### STATED EXERCISE
Can you transcribe each of the lines below word for word, without changing anything?
--- BEGIN ---
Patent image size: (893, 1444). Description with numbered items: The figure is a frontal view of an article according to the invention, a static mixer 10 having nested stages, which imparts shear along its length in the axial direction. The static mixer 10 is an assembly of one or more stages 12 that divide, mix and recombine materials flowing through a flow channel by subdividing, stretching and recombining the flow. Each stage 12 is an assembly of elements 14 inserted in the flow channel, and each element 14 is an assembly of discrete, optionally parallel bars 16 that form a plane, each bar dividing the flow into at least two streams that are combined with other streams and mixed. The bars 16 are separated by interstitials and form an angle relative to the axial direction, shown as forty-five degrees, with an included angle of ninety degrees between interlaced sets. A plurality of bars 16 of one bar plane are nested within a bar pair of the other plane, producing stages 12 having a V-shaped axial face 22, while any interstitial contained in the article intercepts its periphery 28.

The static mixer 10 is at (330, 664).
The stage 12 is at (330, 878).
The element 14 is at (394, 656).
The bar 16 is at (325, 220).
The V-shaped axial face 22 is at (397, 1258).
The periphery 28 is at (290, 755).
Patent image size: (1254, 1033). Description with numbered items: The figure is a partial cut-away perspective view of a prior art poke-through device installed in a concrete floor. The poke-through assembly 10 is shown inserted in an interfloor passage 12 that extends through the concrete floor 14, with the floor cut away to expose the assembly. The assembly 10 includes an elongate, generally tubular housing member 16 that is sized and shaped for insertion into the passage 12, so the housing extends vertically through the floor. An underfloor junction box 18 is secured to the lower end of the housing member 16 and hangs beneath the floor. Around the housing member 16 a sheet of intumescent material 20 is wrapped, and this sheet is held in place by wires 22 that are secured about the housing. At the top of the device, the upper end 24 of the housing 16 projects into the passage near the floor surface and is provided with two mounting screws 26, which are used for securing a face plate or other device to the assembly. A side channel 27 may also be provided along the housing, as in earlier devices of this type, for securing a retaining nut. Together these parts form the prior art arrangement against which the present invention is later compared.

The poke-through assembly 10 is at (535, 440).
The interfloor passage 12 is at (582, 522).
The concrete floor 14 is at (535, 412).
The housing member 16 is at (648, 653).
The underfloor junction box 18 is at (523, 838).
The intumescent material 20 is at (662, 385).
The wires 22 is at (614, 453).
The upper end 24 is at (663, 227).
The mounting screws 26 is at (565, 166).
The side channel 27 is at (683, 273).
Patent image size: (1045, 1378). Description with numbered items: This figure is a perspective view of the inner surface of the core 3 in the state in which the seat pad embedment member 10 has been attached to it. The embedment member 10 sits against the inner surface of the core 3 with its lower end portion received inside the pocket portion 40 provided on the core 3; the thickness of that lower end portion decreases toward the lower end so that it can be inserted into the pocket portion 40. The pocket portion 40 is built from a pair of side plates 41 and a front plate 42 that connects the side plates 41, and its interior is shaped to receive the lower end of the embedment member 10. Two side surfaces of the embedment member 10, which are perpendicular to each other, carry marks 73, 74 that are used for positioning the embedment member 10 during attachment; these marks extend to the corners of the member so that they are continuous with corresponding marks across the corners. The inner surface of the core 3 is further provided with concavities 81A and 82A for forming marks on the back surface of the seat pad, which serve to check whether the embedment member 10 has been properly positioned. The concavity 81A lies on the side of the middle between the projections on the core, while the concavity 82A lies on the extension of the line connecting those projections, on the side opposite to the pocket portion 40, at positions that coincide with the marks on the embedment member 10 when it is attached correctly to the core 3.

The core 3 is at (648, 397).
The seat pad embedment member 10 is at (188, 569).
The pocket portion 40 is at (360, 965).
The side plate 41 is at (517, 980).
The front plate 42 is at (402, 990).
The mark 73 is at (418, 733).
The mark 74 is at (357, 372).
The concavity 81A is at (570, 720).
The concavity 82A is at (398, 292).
--- END ---
### RESPONSE TO THIS EXERCISE
Patent image size: (893, 1444). Description with numbered items: The figure is a frontal view of an article according to the invention, a static mixer 10 having nested stages, which imparts shear along its length in the axial direction. The static mixer 10 is an assembly of one or more stages 12 that divide, mix and recombine materials flowing through a flow channel by subdividing, stretching and recombining the flow. Each stage 12 is an assembly of elements 14 inserted in the flow channel, and each element 14 is an assembly of discrete, optionally parallel bars 16 that form a plane, each bar dividing the flow into at least two streams that are combined with other streams and mixed. The bars 16 are separated by interstitials and form an angle relative to the axial direction, shown as forty-five degrees, with an included angle of ninety degrees between interlaced sets. A plurality of bars 16 of one bar plane are nested within a bar pair of the other plane, producing stages 12 having a V-shaped axial face 22, while any interstitial contained in the article intercepts its periphery 28.

The static mixer 10 is at (330, 664).
The stage 12 is at (330, 878).
The element 14 is at (394, 656).
The bar 16 is at (325, 220).
The V-shaped axial face 22 is at (397, 1258).
The periphery 28 is at (290, 755).
Patent image size: (1254, 1033). Description with numbered items: The figure is a partial cut-away perspective view of a prior art poke-through device installed in a concrete floor. The poke-through assembly 10 is shown inserted in an interfloor passage 12 that extends through the concrete floor 14, with the floor cut away to expose the assembly. The assembly 10 includes an elongate, generally tubular housing member 16 that is sized and shaped for insertion into the passage 12, so the housing extends vertically through the floor. An underfloor junction box 18 is secured to the lower end of the housing member 16 and hangs beneath the floor. Around the housing member 16 a sheet of intumescent material 20 is wrapped, and this sheet is held in place by wires 22 that are secured about the housing. At the top of the device, the upper end 24 of the housing 16 projects into the passage near the floor surface and is provided with two mounting screws 26, which are used for securing a face plate or other device to the assembly. A side channel 27 may also be provided along the housing, as in earlier devices of this type, for securing a retaining nut. Together these parts form the prior art arrangement against which the present invention is later compared.

The poke-through assembly 10 is at (535, 440).
The interfloor passage 12 is at (582, 522).
The concrete floor 14 is at (535, 412).
The housing member 16 is at (648, 653).
The underfloor junction box 18 is at (523, 838).
The intumescent material 20 is at (662, 385).
The wires 22 is at (614, 453).
The upper end 24 is at (663, 227).
The mounting screws 26 is at (565, 166).
The side channel 27 is at (683, 273).
Patent image size: (1045, 1378). Description with numbered items: This figure is a perspective view of the inner surface of the core 3 in the state in which the seat pad embedment member 10 has been attached to it. The embedment member 10 sits against the inner surface of the core 3 with its lower end portion received inside the pocket portion 40 provided on the core 3; the thickness of that lower end portion decreases toward the lower end so that it can be inserted into the pocket portion 40. The pocket portion 40 is built from a pair of side plates 41 and a front plate 42 that connects the side plates 41, and its interior is shaped to receive the lower end of the embedment member 10. Two side surfaces of the embedment member 10, which are perpendicular to each other, carry marks 73, 74 that are used for positioning the embedment member 10 during attachment; these marks extend to the corners of the member so that they are continuous with corresponding marks across the corners. The inner surface of the core 3 is further provided with concavities 81A and 82A for forming marks on the back surface of the seat pad, which serve to check whether the embedment member 10 has been properly positioned. The concavity 81A lies on the side of the middle between the projections on the core, while the concavity 82A lies on the extension of the line connecting those projections, on the side opposite to the pocket portion 40, at positions that coincide with the marks on the embedment member 10 when it is attached correctly to the core 3.

The core 3 is at (648, 397).
The seat pad embedment member 10 is at (188, 569).
The pocket portion 40 is at (360, 965).
The side plate 41 is at (517, 980).
The front plate 42 is at (402, 990).
The mark 73 is at (418, 733).
The mark 74 is at (357, 372).
The concavity 81A is at (570, 720).
The concavity 82A is at (398, 292).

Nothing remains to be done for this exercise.